* **Description of the task**
Write out each line in which the string "Dynamic" is present.

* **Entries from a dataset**
★ ★ ★ ★

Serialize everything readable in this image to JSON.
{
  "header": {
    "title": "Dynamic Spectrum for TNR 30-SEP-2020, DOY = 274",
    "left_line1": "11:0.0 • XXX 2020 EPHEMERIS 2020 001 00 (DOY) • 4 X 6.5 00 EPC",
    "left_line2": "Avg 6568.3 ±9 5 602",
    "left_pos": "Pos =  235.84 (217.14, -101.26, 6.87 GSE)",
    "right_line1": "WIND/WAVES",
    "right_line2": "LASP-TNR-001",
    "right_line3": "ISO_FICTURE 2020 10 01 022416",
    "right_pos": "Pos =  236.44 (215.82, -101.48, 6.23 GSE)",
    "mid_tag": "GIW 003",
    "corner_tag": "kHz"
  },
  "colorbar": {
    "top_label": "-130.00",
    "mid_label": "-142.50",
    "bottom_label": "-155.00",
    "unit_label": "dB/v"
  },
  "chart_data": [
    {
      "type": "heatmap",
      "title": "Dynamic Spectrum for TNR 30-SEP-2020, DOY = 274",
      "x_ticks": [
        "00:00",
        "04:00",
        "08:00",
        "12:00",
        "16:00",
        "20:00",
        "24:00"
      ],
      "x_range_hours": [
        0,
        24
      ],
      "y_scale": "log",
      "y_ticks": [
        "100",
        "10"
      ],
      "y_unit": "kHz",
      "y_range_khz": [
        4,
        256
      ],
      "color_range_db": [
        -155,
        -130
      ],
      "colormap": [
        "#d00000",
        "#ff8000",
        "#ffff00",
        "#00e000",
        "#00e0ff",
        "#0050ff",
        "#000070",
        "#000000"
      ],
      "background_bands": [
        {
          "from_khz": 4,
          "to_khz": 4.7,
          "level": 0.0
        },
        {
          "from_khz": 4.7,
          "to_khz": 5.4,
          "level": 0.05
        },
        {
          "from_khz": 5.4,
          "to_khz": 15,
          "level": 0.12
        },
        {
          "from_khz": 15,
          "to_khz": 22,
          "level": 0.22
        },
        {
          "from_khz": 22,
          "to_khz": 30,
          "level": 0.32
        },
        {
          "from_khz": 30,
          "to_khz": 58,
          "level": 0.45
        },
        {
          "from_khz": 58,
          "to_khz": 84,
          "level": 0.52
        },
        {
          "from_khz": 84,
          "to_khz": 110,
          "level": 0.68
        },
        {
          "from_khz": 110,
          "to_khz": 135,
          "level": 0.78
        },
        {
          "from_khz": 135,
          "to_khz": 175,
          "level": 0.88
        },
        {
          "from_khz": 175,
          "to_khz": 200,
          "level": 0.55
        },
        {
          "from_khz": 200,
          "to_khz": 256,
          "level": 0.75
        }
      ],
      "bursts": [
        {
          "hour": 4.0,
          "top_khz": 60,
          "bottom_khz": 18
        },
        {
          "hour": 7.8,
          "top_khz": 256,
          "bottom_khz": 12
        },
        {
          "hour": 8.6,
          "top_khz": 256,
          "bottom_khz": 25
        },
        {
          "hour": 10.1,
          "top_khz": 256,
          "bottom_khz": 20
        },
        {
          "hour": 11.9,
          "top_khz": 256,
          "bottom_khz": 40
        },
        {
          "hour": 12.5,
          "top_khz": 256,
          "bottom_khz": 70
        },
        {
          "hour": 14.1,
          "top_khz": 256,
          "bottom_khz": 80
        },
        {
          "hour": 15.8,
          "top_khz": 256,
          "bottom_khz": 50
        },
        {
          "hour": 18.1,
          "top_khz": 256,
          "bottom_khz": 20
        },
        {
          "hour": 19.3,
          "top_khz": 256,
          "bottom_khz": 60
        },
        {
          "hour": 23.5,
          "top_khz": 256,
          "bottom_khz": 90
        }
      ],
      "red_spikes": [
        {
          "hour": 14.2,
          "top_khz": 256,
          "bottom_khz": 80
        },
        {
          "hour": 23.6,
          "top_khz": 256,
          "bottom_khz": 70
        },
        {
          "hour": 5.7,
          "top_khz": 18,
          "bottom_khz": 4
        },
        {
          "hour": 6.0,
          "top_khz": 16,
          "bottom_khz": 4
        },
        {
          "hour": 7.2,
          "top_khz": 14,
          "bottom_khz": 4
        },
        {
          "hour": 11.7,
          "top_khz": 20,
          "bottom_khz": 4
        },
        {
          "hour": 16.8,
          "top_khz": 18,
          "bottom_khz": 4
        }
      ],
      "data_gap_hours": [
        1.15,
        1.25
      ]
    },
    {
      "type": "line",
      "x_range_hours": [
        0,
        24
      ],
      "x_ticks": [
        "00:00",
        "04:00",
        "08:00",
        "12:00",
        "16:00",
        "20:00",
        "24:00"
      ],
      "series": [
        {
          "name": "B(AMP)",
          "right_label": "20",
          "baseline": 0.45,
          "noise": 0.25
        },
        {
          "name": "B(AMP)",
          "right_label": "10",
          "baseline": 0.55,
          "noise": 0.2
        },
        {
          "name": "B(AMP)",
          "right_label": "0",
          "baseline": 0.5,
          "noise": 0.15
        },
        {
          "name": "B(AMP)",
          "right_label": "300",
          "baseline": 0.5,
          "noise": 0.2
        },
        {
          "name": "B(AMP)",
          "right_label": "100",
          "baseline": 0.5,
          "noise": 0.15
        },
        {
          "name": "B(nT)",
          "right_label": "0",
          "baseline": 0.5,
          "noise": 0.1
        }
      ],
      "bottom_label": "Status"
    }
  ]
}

★ ★ ★ ★

* **Answer to this task**
    "title": "Dynamic Spectrum for TNR 30-SEP-2020, DOY = 274",
      "title": "Dynamic Spectrum for TNR 30-SEP-2020, DOY = 274",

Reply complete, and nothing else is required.